▸ WHAT IS ASKED: Go through the entries and say how many lines contain the string "structured". The number is the whole answer.

-=-=-

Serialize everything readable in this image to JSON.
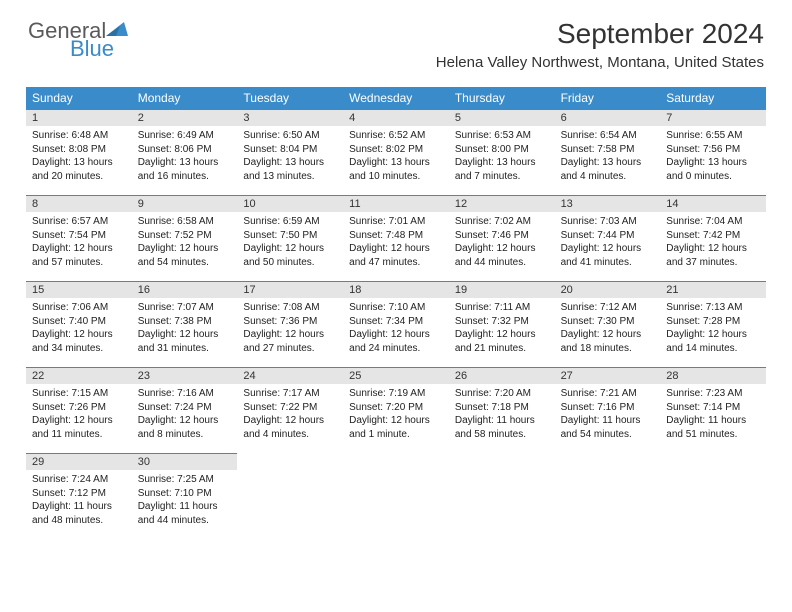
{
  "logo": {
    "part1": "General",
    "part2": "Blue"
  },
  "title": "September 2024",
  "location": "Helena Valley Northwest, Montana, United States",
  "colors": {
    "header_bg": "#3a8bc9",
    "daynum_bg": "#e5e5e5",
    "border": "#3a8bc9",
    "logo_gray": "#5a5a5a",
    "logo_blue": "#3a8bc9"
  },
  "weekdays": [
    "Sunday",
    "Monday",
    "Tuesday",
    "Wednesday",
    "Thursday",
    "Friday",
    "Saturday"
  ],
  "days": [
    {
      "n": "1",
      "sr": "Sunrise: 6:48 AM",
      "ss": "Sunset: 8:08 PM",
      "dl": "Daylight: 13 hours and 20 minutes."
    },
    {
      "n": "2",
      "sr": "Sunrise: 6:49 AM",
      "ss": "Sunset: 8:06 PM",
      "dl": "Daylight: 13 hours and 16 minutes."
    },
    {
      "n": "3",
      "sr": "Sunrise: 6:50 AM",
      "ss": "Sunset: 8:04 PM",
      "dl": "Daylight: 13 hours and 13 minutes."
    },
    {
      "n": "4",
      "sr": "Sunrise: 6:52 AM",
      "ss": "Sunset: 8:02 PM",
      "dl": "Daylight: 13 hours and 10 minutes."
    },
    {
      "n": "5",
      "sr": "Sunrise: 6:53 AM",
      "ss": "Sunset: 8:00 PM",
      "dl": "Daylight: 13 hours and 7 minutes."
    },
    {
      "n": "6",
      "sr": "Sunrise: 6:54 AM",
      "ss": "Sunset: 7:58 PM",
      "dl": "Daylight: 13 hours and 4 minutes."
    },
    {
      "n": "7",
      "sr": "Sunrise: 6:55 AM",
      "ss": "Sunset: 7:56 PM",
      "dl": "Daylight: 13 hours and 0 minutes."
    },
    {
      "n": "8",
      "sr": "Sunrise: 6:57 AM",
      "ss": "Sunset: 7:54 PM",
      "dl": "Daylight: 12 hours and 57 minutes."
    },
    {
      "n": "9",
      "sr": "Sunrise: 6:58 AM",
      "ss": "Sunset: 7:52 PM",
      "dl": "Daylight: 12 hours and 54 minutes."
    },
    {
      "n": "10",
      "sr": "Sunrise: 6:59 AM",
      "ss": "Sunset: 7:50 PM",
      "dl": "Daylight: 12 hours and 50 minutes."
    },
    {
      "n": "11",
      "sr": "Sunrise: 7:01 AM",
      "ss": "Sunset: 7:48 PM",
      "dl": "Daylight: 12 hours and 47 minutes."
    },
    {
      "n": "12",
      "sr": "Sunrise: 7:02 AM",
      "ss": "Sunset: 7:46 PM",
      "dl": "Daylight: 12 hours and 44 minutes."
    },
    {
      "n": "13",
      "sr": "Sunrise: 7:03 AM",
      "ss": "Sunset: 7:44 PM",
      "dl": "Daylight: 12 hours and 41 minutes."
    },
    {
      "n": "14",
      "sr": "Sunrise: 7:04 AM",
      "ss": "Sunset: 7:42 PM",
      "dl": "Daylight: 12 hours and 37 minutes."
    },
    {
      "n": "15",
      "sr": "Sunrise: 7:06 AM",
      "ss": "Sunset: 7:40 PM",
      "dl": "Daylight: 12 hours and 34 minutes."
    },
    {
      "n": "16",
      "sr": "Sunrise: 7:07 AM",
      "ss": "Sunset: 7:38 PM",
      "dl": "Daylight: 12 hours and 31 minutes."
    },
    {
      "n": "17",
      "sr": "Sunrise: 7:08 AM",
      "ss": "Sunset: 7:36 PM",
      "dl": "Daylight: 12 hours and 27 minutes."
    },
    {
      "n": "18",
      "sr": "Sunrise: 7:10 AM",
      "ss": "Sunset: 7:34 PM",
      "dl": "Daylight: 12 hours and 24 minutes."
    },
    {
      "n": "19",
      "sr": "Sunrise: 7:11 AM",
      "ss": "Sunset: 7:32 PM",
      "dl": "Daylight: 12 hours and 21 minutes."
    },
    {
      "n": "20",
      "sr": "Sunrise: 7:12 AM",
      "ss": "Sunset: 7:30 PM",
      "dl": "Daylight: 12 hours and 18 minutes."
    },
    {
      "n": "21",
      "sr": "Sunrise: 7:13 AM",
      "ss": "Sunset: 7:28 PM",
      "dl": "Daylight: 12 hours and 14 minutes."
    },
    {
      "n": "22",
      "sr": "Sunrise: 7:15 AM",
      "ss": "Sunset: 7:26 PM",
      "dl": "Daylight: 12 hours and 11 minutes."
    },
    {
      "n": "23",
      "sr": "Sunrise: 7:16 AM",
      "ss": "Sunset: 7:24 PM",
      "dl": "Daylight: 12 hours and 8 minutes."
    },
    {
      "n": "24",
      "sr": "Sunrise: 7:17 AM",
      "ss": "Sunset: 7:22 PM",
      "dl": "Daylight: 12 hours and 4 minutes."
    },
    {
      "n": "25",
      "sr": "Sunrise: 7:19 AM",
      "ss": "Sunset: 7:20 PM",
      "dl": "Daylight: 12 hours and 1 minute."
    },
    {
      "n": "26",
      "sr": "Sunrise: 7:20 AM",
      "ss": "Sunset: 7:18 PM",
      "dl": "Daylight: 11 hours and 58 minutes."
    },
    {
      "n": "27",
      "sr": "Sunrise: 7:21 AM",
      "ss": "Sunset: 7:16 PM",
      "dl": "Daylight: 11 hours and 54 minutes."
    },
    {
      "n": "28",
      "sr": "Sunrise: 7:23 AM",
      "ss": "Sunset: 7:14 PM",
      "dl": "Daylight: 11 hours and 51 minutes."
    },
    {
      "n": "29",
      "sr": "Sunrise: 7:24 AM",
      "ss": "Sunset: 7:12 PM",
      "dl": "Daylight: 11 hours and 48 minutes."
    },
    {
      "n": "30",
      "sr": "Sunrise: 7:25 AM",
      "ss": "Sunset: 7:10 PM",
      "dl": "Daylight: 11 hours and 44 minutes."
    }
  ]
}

-=-=-

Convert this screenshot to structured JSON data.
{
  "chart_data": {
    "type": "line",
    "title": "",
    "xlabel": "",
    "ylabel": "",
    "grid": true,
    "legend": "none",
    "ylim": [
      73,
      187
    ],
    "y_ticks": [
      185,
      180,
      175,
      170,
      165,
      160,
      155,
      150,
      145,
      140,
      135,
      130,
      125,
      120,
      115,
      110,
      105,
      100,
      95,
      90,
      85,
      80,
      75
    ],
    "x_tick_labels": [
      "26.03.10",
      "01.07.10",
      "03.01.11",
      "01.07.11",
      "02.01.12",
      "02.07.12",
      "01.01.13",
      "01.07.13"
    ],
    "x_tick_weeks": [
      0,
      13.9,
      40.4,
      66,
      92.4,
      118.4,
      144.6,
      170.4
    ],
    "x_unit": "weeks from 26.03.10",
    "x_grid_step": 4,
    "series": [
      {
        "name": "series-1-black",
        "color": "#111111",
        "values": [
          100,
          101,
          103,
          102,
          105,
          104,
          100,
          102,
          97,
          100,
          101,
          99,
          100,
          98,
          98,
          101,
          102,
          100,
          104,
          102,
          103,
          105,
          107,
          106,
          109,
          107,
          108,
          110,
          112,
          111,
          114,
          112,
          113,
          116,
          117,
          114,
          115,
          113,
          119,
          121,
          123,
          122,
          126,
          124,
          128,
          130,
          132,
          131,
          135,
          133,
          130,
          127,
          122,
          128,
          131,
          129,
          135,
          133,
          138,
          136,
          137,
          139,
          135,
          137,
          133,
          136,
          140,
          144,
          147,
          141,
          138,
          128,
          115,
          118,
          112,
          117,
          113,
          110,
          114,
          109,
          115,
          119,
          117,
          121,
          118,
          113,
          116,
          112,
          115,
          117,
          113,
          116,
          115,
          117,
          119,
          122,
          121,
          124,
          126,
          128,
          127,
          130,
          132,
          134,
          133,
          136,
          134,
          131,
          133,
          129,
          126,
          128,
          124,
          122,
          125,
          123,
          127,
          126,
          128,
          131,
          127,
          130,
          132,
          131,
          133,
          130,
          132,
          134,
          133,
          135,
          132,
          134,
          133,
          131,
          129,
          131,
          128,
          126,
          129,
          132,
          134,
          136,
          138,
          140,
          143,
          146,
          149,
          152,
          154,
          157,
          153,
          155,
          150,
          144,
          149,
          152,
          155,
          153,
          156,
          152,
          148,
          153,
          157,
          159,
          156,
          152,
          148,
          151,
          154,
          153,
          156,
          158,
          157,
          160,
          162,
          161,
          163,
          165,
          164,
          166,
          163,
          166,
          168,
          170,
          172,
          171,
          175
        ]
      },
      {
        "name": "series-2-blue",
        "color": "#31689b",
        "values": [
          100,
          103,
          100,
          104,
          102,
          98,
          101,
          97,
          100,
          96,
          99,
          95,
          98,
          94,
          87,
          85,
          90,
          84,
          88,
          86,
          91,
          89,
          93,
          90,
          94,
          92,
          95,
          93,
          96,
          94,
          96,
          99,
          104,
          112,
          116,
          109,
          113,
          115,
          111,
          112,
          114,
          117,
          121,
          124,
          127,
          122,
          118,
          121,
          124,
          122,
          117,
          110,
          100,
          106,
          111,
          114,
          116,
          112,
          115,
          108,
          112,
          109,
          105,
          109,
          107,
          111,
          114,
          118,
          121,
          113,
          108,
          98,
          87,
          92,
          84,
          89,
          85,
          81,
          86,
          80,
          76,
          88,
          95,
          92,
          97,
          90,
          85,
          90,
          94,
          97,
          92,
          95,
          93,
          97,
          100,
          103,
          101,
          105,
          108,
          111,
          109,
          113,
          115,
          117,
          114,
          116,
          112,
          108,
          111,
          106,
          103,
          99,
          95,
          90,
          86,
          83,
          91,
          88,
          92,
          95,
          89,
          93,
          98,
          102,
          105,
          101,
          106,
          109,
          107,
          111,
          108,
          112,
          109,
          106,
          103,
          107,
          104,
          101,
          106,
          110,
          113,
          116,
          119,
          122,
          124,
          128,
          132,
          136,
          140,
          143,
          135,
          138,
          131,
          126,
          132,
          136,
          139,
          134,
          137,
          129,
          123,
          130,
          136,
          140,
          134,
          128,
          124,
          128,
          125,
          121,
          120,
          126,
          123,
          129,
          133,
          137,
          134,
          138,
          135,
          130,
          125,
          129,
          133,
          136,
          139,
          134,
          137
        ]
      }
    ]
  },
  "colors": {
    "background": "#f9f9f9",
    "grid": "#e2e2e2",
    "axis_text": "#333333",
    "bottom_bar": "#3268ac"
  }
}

-=-=-

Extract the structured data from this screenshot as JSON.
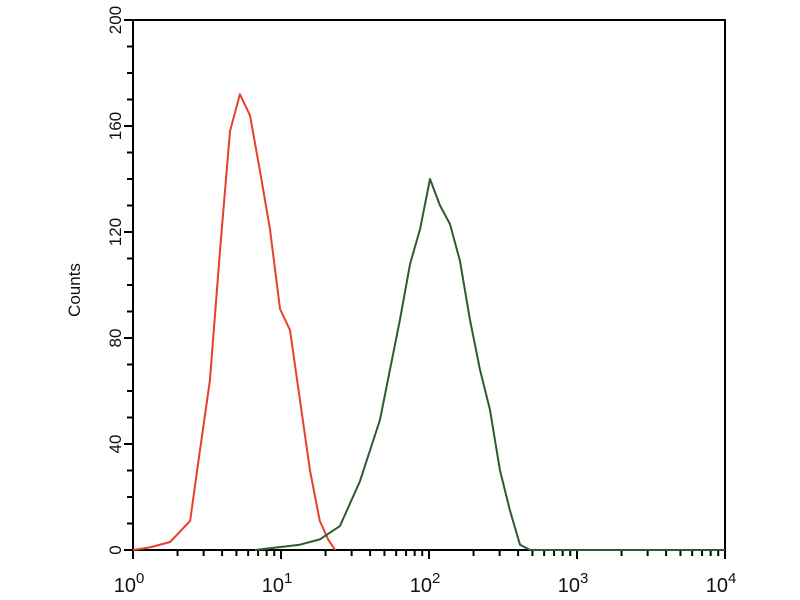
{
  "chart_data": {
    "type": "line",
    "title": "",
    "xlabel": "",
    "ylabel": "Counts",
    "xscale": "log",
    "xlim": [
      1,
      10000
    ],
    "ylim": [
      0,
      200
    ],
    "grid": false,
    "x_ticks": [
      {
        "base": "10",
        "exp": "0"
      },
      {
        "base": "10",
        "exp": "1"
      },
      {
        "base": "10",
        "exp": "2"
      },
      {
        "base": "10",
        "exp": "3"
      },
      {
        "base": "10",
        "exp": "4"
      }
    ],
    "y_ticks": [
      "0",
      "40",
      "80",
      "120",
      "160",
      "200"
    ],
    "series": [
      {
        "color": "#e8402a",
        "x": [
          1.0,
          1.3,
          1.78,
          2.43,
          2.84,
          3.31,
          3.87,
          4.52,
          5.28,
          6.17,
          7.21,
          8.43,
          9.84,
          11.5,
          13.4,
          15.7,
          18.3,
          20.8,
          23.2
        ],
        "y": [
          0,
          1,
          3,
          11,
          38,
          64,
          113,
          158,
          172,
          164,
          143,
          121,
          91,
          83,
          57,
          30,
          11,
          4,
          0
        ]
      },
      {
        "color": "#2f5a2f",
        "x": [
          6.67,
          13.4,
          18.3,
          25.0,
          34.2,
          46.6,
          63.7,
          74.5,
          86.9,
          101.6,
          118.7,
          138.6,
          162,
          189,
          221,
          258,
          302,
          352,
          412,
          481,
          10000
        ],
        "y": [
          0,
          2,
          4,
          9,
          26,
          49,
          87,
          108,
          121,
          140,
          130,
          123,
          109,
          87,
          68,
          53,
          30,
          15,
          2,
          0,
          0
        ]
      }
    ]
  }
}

-=-=-

▸ EXERCISE ANSWER: 2